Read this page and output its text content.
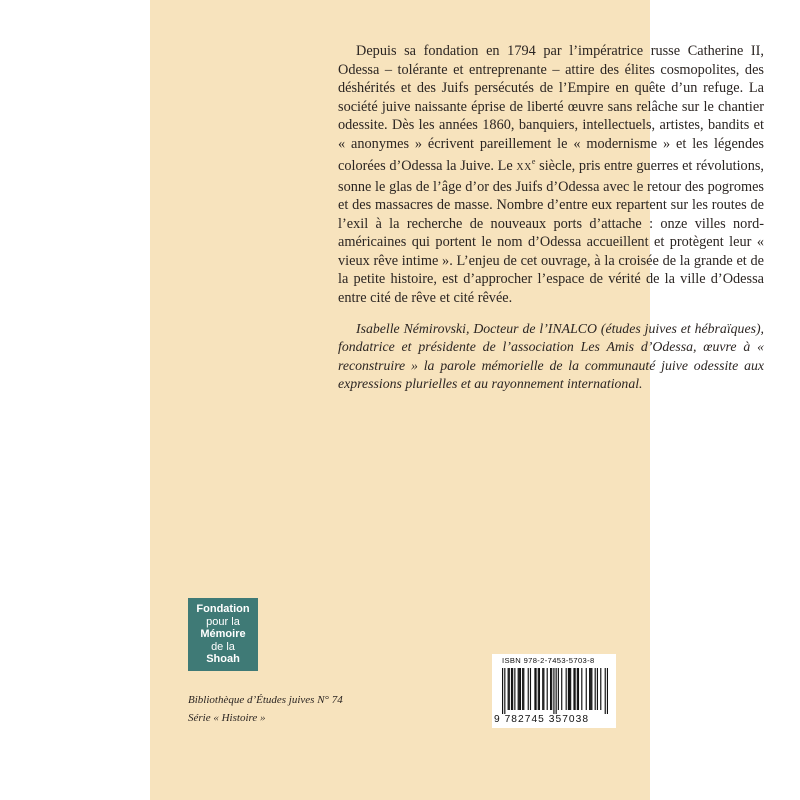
Depuis sa fondation en 1794 par l’impératrice russe Catherine II, Odessa – tolérante et entreprenante – attire des élites cosmopolites, des déshérités et des Juifs persécutés de l’Empire en quête d’un refuge. La société juive naissante éprise de liberté œuvre sans relâche sur le chantier odessite. Dès les années 1860, banquiers, intellectuels, artistes, bandits et « anonymes » écrivent pareillement le « modernisme » et les légendes colorées d’Odessa la Juive. Le XXe siècle, pris entre guerres et révolutions, sonne le glas de l’âge d’or des Juifs d’Odessa avec le retour des pogromes et des massacres de masse. Nombre d’entre eux repartent sur les routes de l’exil à la recherche de nouveaux ports d’attache : onze villes nord-américaines qui portent le nom d’Odessa accueillent et protègent leur « vieux rêve intime ». L’enjeu de cet ouvrage, à la croisée de la grande et de la petite histoire, est d’approcher l’espace de vérité de la ville d’Odessa entre cité de rêve et cité rêvée.

Isabelle Némirovski, Docteur de l’INALCO (études juives et hébraïques), fondatrice et présidente de l’association Les Amis d’Odessa, œuvre à « reconstruire » la parole mémorielle de la communauté juive odessite aux expressions plurielles et au rayonnement international.

Fondation
pour la
Mémoire
de la
Shoah
Bibliothèque d’Études juives N° 74
Série « Histoire »
ISBN 978-2-7453-5703-8
9 782745 357038
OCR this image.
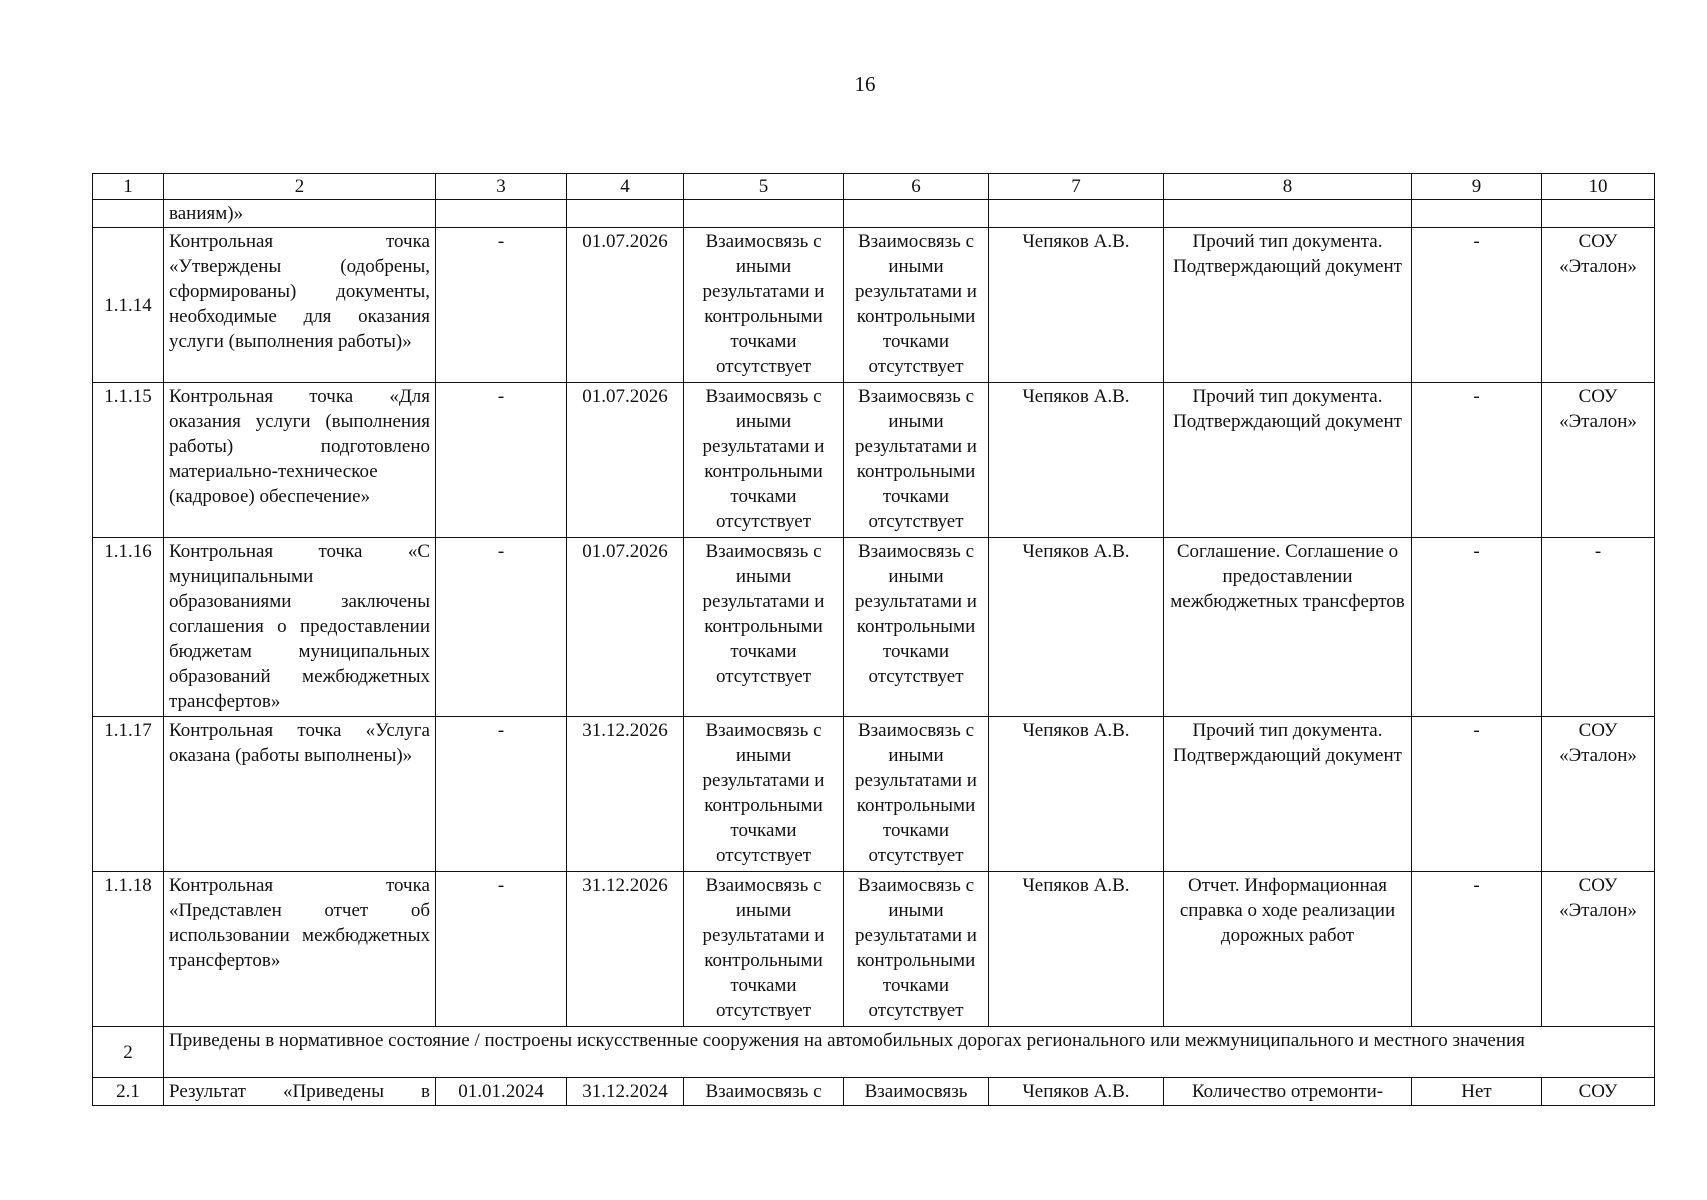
16
1	2	3	4	5	6	7	8	9	10
	ваниям)»								
1.1.14	Контрольная точка «Утверждены (одобрены, сформированы) документы, необходимые для оказания услуги (выполнения работы)»	-	01.07.2026	Взаимосвязь с иными результатами и контрольными точками отсутствует	Взаимосвязь с иными результатами и контрольными точками отсутствует	Чепяков А.В.	Прочий тип документа. Подтверждающий документ	-	СОУ «Эталон»
1.1.15	Контрольная точка «Для оказания услуги (выполнения работы) подготовлено материально-техническое (кадровое) обеспечение»	-	01.07.2026	Взаимосвязь с иными результатами и контрольными точками отсутствует	Взаимосвязь с иными результатами и контрольными точками отсутствует	Чепяков А.В.	Прочий тип документа. Подтверждающий документ	-	СОУ «Эталон»
1.1.16	Контрольная точка «С муниципальными образованиями заключены соглашения о предоставлении бюджетам муниципальных образований межбюджетных трансфертов»	-	01.07.2026	Взаимосвязь с иными результатами и контрольными точками отсутствует	Взаимосвязь с иными результатами и контрольными точками отсутствует	Чепяков А.В.	Соглашение. Соглашение о предоставлении межбюджетных трансфертов	-	-
1.1.17	Контрольная точка «Услуга оказана (работы выполнены)»	-	31.12.2026	Взаимосвязь с иными результатами и контрольными точками отсутствует	Взаимосвязь с иными результатами и контрольными точками отсутствует	Чепяков А.В.	Прочий тип документа. Подтверждающий документ	-	СОУ «Эталон»
1.1.18	Контрольная точка «Представлен отчет об использовании межбюджетных трансфертов»	-	31.12.2026	Взаимосвязь с иными результатами и контрольными точками отсутствует	Взаимосвязь с иными результатами и контрольными точками отсутствует	Чепяков А.В.	Отчет. Информационная справка о ходе реализации дорожных работ	-	СОУ «Эталон»
2	Приведены в нормативное состояние / построены искусственные сооружения на автомобильных дорогах регионального или межмуниципального и местного значения								
2.1	Результат «Приведены в	01.01.2024	31.12.2024	Взаимосвязь с	Взаимосвязь	Чепяков А.В.	Количество отремонти-	Нет	СОУ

WHAT IS EXPECTED:
Images should not appear in the copy; retype the listing above exactly.

EXERCISE RESULT:
Read this page and output its text content.
Depuis sa fondation en 1794 par l’impératrice russe Catherine II, Odessa – tolérante et entreprenante – attire des élites cosmopolites, des déshérités et des Juifs persécutés de l’Empire en quête d’un refuge. La société juive naissante éprise de liberté œuvre sans relâche sur le chantier odessite. Dès les années 1860, banquiers, intellectuels, artistes, bandits et « anonymes » écrivent pareillement le « modernisme » et les légendes colorées d’Odessa la Juive. Le XXe siècle, pris entre guerres et révolutions, sonne le glas de l’âge d’or des Juifs d’Odessa avec le retour des pogromes et des massacres de masse. Nombre d’entre eux repartent sur les routes de l’exil à la recherche de nouveaux ports d’attache : onze villes nord-américaines qui portent le nom d’Odessa accueillent et protègent leur « vieux rêve intime ». L’enjeu de cet ouvrage, à la croisée de la grande et de la petite histoire, est d’approcher l’espace de vérité de la ville d’Odessa entre cité de rêve et cité rêvée.

Isabelle Némirovski, Docteur de l’INALCO (études juives et hébraïques), fondatrice et présidente de l’association Les Amis d’Odessa, œuvre à « reconstruire » la parole mémorielle de la communauté juive odessite aux expressions plurielles et au rayonnement international.

Fondation
pour la
Mémoire
de la
Shoah
Bibliothèque d’Études juives N° 74
Série « Histoire »
ISBN 978-2-7453-5703-8
9 782745 357038
OCR this image.
16
1	2	3	4	5	6	7	8	9	10
	ваниям)»								
1.1.14	Контрольная точка «Утверждены (одобрены, сформированы) документы, необходимые для оказания услуги (выполнения работы)»	-	01.07.2026	Взаимосвязь с иными результатами и контрольными точками отсутствует	Взаимосвязь с иными результатами и контрольными точками отсутствует	Чепяков А.В.	Прочий тип документа. Подтверждающий документ	-	СОУ «Эталон»
1.1.15	Контрольная точка «Для оказания услуги (выполнения работы) подготовлено материально-техническое (кадровое) обеспечение»	-	01.07.2026	Взаимосвязь с иными результатами и контрольными точками отсутствует	Взаимосвязь с иными результатами и контрольными точками отсутствует	Чепяков А.В.	Прочий тип документа. Подтверждающий документ	-	СОУ «Эталон»
1.1.16	Контрольная точка «С муниципальными образованиями заключены соглашения о предоставлении бюджетам муниципальных образований межбюджетных трансфертов»	-	01.07.2026	Взаимосвязь с иными результатами и контрольными точками отсутствует	Взаимосвязь с иными результатами и контрольными точками отсутствует	Чепяков А.В.	Соглашение. Соглашение о предоставлении межбюджетных трансфертов	-	-
1.1.17	Контрольная точка «Услуга оказана (работы выполнены)»	-	31.12.2026	Взаимосвязь с иными результатами и контрольными точками отсутствует	Взаимосвязь с иными результатами и контрольными точками отсутствует	Чепяков А.В.	Прочий тип документа. Подтверждающий документ	-	СОУ «Эталон»
1.1.18	Контрольная точка «Представлен отчет об использовании межбюджетных трансфертов»	-	31.12.2026	Взаимосвязь с иными результатами и контрольными точками отсутствует	Взаимосвязь с иными результатами и контрольными точками отсутствует	Чепяков А.В.	Отчет. Информационная справка о ходе реализации дорожных работ	-	СОУ «Эталон»
2	Приведены в нормативное состояние / построены искусственные сооружения на автомобильных дорогах регионального или межмуниципального и местного значения								
2.1	Результат «Приведены в	01.01.2024	31.12.2024	Взаимосвязь с	Взаимосвязь	Чепяков А.В.	Количество отремонти-	Нет	СОУ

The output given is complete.